▶ [Task details] In the lines below, find how many contain the word "title" and report that figure alone.
-------- Records for processing
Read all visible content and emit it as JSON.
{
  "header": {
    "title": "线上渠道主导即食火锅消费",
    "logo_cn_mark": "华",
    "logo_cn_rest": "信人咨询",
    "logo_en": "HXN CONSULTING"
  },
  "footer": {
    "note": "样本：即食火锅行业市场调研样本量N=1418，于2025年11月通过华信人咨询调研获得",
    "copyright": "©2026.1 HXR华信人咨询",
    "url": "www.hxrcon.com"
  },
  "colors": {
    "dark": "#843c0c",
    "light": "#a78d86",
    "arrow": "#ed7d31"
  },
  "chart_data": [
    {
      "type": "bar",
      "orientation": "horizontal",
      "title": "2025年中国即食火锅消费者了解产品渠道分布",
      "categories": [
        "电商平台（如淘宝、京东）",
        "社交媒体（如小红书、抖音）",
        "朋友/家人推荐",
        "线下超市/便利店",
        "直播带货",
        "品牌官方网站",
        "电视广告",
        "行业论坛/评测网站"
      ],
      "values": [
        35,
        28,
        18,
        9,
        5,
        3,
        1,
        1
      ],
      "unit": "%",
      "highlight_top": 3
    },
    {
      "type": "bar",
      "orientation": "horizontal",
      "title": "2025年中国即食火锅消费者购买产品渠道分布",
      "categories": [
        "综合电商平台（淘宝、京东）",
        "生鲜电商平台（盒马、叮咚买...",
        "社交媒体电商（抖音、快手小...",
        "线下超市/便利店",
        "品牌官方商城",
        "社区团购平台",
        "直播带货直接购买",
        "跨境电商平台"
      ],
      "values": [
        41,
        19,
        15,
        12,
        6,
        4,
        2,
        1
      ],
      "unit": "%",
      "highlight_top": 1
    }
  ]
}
----------------
▶ [Exercise output] 3